Short task -
Scan the data for "point" and copy the lines it appears in.
-- begin Recorded data --
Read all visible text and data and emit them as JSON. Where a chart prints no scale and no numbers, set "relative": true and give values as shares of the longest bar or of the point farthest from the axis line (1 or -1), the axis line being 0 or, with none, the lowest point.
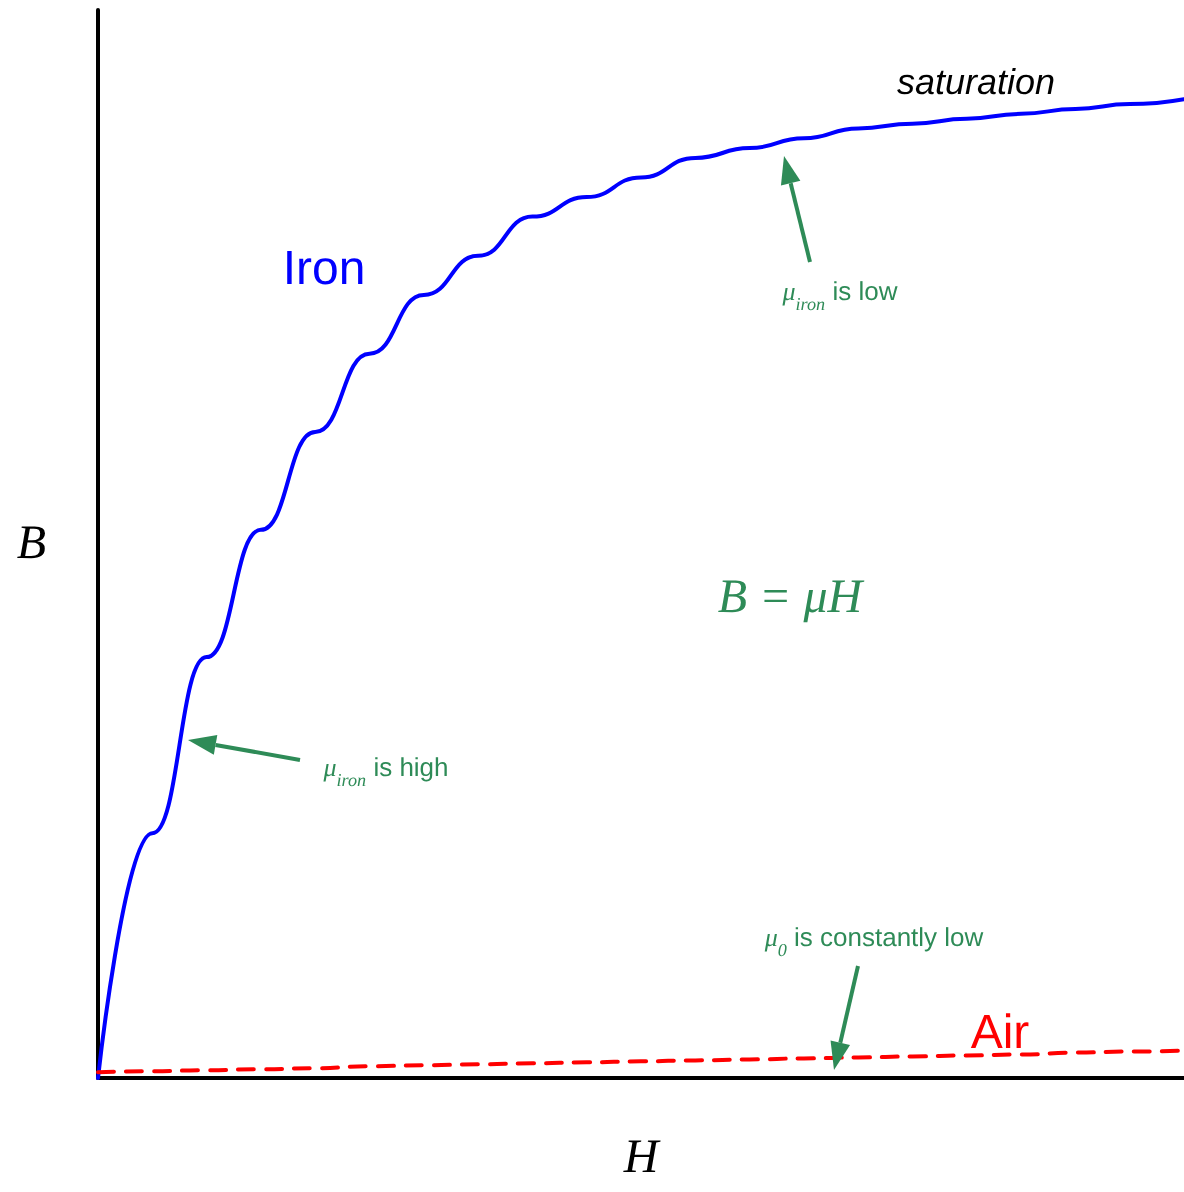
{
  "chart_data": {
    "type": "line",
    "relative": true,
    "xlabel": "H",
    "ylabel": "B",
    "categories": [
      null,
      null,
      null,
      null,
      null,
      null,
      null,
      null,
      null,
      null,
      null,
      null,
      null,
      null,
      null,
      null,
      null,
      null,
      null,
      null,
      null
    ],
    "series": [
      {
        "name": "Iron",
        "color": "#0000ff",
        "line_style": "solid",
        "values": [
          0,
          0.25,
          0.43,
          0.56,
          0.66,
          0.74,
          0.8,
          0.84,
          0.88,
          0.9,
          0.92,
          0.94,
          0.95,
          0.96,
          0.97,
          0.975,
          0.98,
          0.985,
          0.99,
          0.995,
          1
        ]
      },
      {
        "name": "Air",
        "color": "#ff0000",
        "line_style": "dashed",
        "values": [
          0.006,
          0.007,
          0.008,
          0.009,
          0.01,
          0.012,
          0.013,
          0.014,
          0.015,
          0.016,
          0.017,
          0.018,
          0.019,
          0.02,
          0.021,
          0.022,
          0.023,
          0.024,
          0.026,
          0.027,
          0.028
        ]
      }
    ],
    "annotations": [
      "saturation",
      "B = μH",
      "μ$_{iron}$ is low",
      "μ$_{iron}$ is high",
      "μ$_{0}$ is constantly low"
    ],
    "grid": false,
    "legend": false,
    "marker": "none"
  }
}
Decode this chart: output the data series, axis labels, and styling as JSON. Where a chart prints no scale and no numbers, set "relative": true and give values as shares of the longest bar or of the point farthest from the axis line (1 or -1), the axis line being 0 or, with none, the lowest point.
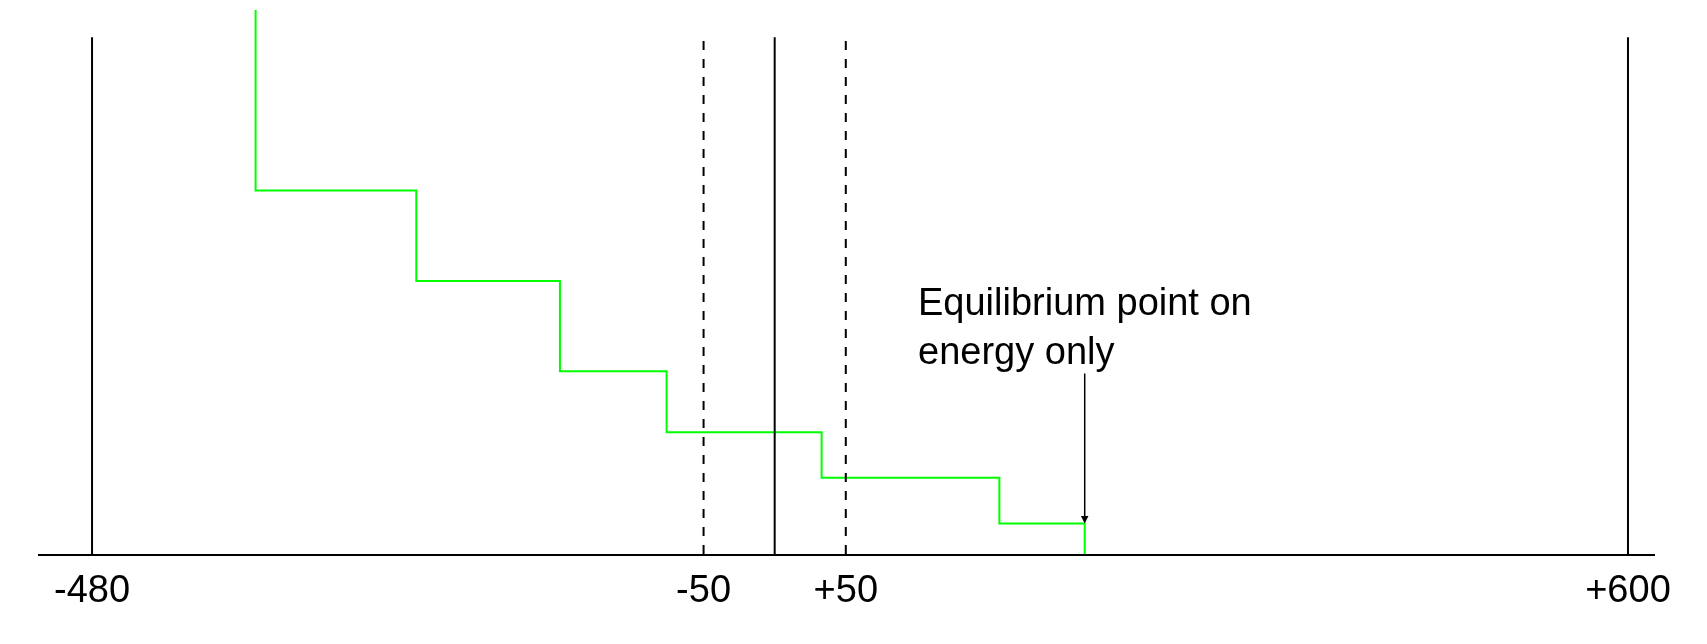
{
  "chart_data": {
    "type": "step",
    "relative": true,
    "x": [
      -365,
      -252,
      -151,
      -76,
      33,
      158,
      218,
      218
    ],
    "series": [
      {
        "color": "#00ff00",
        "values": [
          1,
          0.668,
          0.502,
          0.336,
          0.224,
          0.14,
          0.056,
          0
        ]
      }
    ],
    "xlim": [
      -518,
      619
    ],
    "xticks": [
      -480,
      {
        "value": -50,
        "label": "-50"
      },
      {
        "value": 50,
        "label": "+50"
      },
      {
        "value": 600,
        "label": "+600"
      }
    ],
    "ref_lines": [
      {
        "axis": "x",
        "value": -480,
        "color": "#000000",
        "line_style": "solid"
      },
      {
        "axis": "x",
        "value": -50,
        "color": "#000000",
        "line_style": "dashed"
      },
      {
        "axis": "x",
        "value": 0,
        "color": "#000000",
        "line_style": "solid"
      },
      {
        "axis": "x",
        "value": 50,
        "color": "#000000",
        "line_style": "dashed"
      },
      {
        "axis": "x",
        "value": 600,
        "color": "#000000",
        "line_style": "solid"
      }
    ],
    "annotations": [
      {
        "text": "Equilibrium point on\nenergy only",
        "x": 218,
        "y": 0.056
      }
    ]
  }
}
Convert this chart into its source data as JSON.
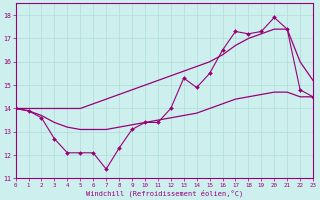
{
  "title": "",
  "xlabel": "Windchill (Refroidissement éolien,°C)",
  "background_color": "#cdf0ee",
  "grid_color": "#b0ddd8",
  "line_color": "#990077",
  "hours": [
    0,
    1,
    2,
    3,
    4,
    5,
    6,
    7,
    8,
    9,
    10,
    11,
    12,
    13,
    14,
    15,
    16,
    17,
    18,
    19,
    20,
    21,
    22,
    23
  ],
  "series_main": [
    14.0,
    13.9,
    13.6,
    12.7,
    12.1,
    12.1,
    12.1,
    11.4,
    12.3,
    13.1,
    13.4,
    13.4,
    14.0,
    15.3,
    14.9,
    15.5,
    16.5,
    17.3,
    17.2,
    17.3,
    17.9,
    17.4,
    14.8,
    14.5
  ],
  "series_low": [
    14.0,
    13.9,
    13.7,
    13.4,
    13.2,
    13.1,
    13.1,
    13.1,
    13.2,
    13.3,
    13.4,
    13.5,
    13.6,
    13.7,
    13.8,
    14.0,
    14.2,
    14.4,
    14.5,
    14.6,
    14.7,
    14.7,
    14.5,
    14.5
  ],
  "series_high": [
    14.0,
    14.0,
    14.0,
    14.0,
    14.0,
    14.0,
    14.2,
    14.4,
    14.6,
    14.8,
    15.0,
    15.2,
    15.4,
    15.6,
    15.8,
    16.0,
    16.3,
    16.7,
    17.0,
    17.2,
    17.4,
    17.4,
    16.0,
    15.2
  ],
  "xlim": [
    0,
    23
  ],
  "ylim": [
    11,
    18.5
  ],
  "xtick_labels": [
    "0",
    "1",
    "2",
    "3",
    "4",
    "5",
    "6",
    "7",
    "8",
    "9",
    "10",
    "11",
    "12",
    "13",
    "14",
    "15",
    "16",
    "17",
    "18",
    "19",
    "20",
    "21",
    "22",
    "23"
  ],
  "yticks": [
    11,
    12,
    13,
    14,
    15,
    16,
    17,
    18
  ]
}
-- end Recorded data --
Exercise result -
Read all visible text and data and emit them as JSON. Where a chart prints no scale and no numbers, set "relative": true and give values as shares of the longest bar or of the point farthest from the axis line (1 or -1), the axis line being 0 or, with none, the lowest point.
Decode this chart: output the data series, axis labels, and styling as JSON. Where a chart prints no scale and no numbers, set "relative": true and give values as shares of the longest bar or of the point farthest from the axis line (1 or -1), the axis line being 0 or, with none, the lowest point.
        "text": "Equilibrium point on\nenergy only",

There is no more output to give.